## What to produce
All of the data should be repeated exactly; pictures are not part of the copy.

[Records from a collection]
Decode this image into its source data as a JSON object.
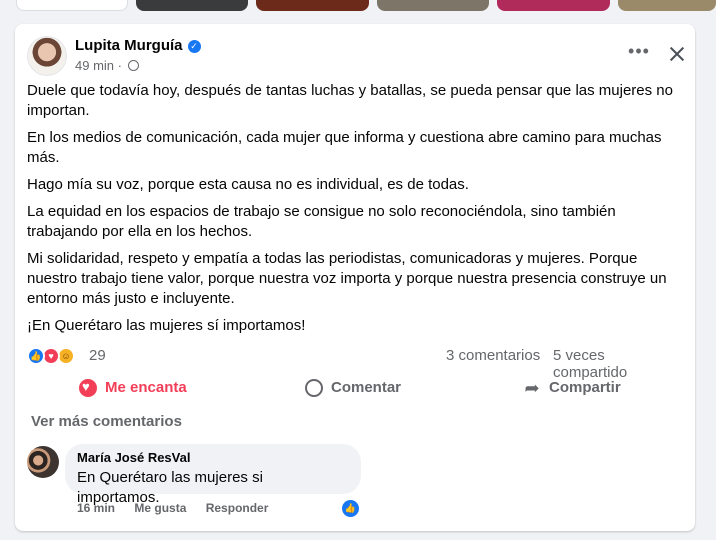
{
  "post": {
    "author": "Lupita Murguía",
    "time": "49 min",
    "separator": "·",
    "paragraphs": [
      "Duele que todavía hoy, después de tantas luchas y batallas, se pueda pensar que las mujeres no importan.",
      "En los medios de comunicación, cada mujer que informa y cuestiona abre camino para muchas más.",
      "Hago mía su voz, porque esta causa no es individual, es de todas.",
      "La equidad en los espacios de trabajo se consigue no solo reconociéndola, sino también trabajando por ella en los hechos.",
      "Mi solidaridad, respeto y empatía a todas las periodistas, comunicadoras y mujeres. Porque nuestro trabajo tiene valor, porque nuestra voz importa y porque nuestra presencia construye un entorno más justo e incluyente.",
      "¡En Querétaro las mujeres sí importamos!"
    ],
    "reaction_count": "29",
    "comments_count": "3 comentarios",
    "shares_count": "5 veces compartido"
  },
  "actions": {
    "love": "Me encanta",
    "comment": "Comentar",
    "share": "Compartir"
  },
  "comments": {
    "see_more": "Ver más comentarios",
    "items": [
      {
        "author": "María José ResVal",
        "text": "En Querétaro las mujeres si importamos.",
        "time": "16 min",
        "like": "Me gusta",
        "reply": "Responder"
      }
    ]
  },
  "icons": [
    "verified-badge-icon",
    "globe-icon",
    "more-options-icon",
    "close-icon",
    "like-reaction-icon",
    "love-reaction-icon",
    "haha-reaction-icon",
    "heart-icon",
    "comment-icon",
    "share-icon"
  ],
  "colors": {
    "accent": "#1877f2",
    "love": "#f33e58",
    "muted": "#65676b"
  }
}
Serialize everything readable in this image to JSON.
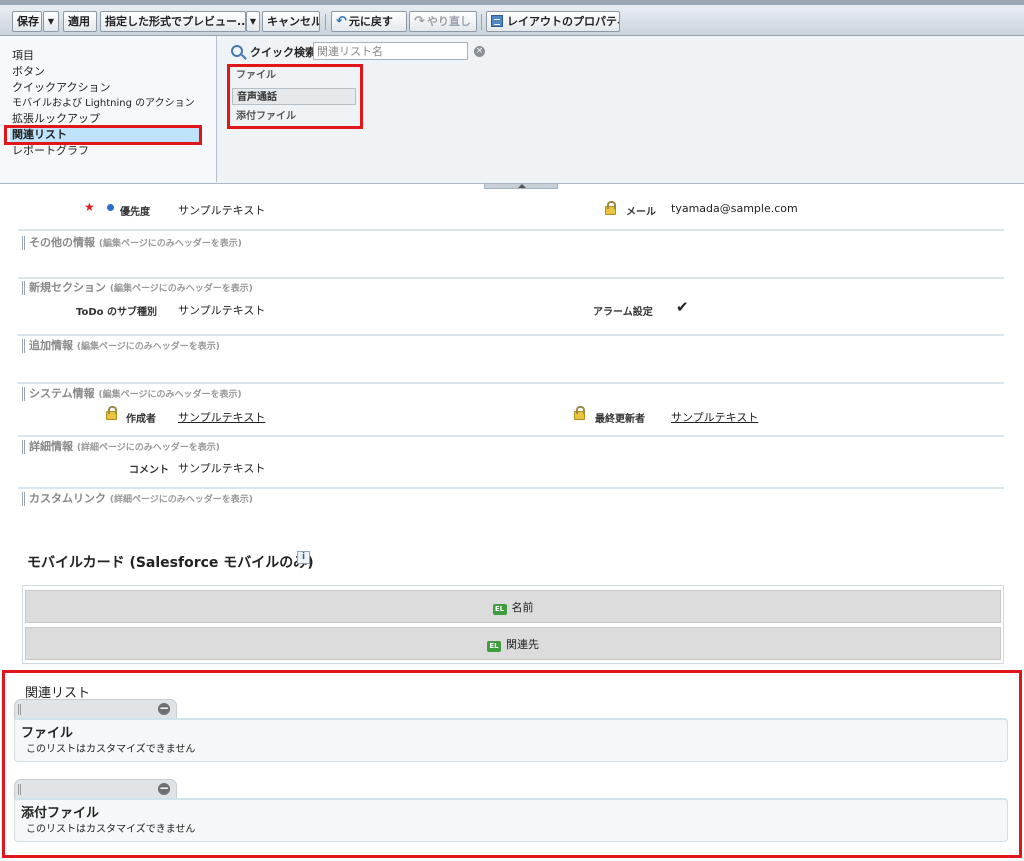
{
  "toolbar": {
    "save": "保存",
    "save_dropdown": "▼",
    "apply": "適用",
    "preview": "指定した形式でプレビュー...",
    "preview_dropdown": "▼",
    "cancel": "キャンセル",
    "undo": "元に戻す",
    "redo": "やり直し",
    "properties": "レイアウトのプロパティ"
  },
  "palette": {
    "categories": [
      "項目",
      "ボタン",
      "クイックアクション",
      "モバイルおよび Lightning のアクション",
      "拡張ルックアップ",
      "関連リスト",
      "レポートグラフ"
    ],
    "selected_category": "関連リスト",
    "quick_find_label": "クイック検索",
    "quick_find_placeholder": "関連リスト名",
    "items": [
      "ファイル",
      "音声通話",
      "添付ファイル"
    ]
  },
  "layout": {
    "priority_label": "優先度",
    "priority_value": "サンプルテキスト",
    "email_label": "メール",
    "email_value": "tyamada@sample.com",
    "section_other": "その他の情報",
    "section_other_note": "(編集ページにのみヘッダーを表示)",
    "section_new": "新規セクション",
    "section_new_note": "(編集ページにのみヘッダーを表示)",
    "todo_subtype_label": "ToDo のサブ種別",
    "todo_subtype_value": "サンプルテキスト",
    "alarm_label": "アラーム設定",
    "alarm_value": "✔",
    "section_additional": "追加情報",
    "section_additional_note": "(編集ページにのみヘッダーを表示)",
    "section_system": "システム情報",
    "section_system_note": "(編集ページにのみヘッダーを表示)",
    "created_by_label": "作成者",
    "created_by_value": "サンプルテキスト",
    "modified_by_label": "最終更新者",
    "modified_by_value": "サンプルテキスト",
    "section_detail": "詳細情報",
    "section_detail_note": "(詳細ページにのみヘッダーを表示)",
    "comment_label": "コメント",
    "comment_value": "サンプルテキスト",
    "section_custom_links": "カスタムリンク",
    "section_custom_links_note": "(詳細ページにのみヘッダーを表示)"
  },
  "mobile_cards": {
    "title": "モバイルカード (Salesforce モバイルのみ)",
    "info_icon": "i",
    "badge": "EL",
    "rows": [
      "名前",
      "関連先"
    ]
  },
  "related_lists": {
    "title": "関連リスト",
    "items": [
      {
        "name": "ファイル",
        "message": "このリストはカスタマイズできません"
      },
      {
        "name": "添付ファイル",
        "message": "このリストはカスタマイズできません"
      }
    ]
  },
  "colors": {
    "highlight_red": "#e0161a",
    "selected_category_bg": "#bfe3fb"
  }
}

## Output of the exercise
Decode this image into its source data as a JSON object.
{
  "post": {
    "author": "Lupita Murguía",
    "time": "49 min",
    "separator": "·",
    "paragraphs": [
      "Duele que todavía hoy, después de tantas luchas y batallas, se pueda pensar que las mujeres no importan.",
      "En los medios de comunicación, cada mujer que informa y cuestiona abre camino para muchas más.",
      "Hago mía su voz, porque esta causa no es individual, es de todas.",
      "La equidad en los espacios de trabajo se consigue no solo reconociéndola, sino también trabajando por ella en los hechos.",
      "Mi solidaridad, respeto y empatía a todas las periodistas, comunicadoras y mujeres. Porque nuestro trabajo tiene valor, porque nuestra voz importa y porque nuestra presencia construye un entorno más justo e incluyente.",
      "¡En Querétaro las mujeres sí importamos!"
    ],
    "reaction_count": "29",
    "comments_count": "3 comentarios",
    "shares_count": "5 veces compartido"
  },
  "actions": {
    "love": "Me encanta",
    "comment": "Comentar",
    "share": "Compartir"
  },
  "comments": {
    "see_more": "Ver más comentarios",
    "items": [
      {
        "author": "María José ResVal",
        "text": "En Querétaro las mujeres si importamos.",
        "time": "16 min",
        "like": "Me gusta",
        "reply": "Responder"
      }
    ]
  },
  "icons": [
    "verified-badge-icon",
    "globe-icon",
    "more-options-icon",
    "close-icon",
    "like-reaction-icon",
    "love-reaction-icon",
    "haha-reaction-icon",
    "heart-icon",
    "comment-icon",
    "share-icon"
  ],
  "colors": {
    "accent": "#1877f2",
    "love": "#f33e58",
    "muted": "#65676b"
  }
}
Serialize everything readable in this image to JSON.
{
  "toolbar": {
    "save": "保存",
    "save_dropdown": "▼",
    "apply": "適用",
    "preview": "指定した形式でプレビュー...",
    "preview_dropdown": "▼",
    "cancel": "キャンセル",
    "undo": "元に戻す",
    "redo": "やり直し",
    "properties": "レイアウトのプロパティ"
  },
  "palette": {
    "categories": [
      "項目",
      "ボタン",
      "クイックアクション",
      "モバイルおよび Lightning のアクション",
      "拡張ルックアップ",
      "関連リスト",
      "レポートグラフ"
    ],
    "selected_category": "関連リスト",
    "quick_find_label": "クイック検索",
    "quick_find_placeholder": "関連リスト名",
    "items": [
      "ファイル",
      "音声通話",
      "添付ファイル"
    ]
  },
  "layout": {
    "priority_label": "優先度",
    "priority_value": "サンプルテキスト",
    "email_label": "メール",
    "email_value": "tyamada@sample.com",
    "section_other": "その他の情報",
    "section_other_note": "(編集ページにのみヘッダーを表示)",
    "section_new": "新規セクション",
    "section_new_note": "(編集ページにのみヘッダーを表示)",
    "todo_subtype_label": "ToDo のサブ種別",
    "todo_subtype_value": "サンプルテキスト",
    "alarm_label": "アラーム設定",
    "alarm_value": "✔",
    "section_additional": "追加情報",
    "section_additional_note": "(編集ページにのみヘッダーを表示)",
    "section_system": "システム情報",
    "section_system_note": "(編集ページにのみヘッダーを表示)",
    "created_by_label": "作成者",
    "created_by_value": "サンプルテキスト",
    "modified_by_label": "最終更新者",
    "modified_by_value": "サンプルテキスト",
    "section_detail": "詳細情報",
    "section_detail_note": "(詳細ページにのみヘッダーを表示)",
    "comment_label": "コメント",
    "comment_value": "サンプルテキスト",
    "section_custom_links": "カスタムリンク",
    "section_custom_links_note": "(詳細ページにのみヘッダーを表示)"
  },
  "mobile_cards": {
    "title": "モバイルカード (Salesforce モバイルのみ)",
    "info_icon": "i",
    "badge": "EL",
    "rows": [
      "名前",
      "関連先"
    ]
  },
  "related_lists": {
    "title": "関連リスト",
    "items": [
      {
        "name": "ファイル",
        "message": "このリストはカスタマイズできません"
      },
      {
        "name": "添付ファイル",
        "message": "このリストはカスタマイズできません"
      }
    ]
  },
  "colors": {
    "highlight_red": "#e0161a",
    "selected_category_bg": "#bfe3fb"
  }
}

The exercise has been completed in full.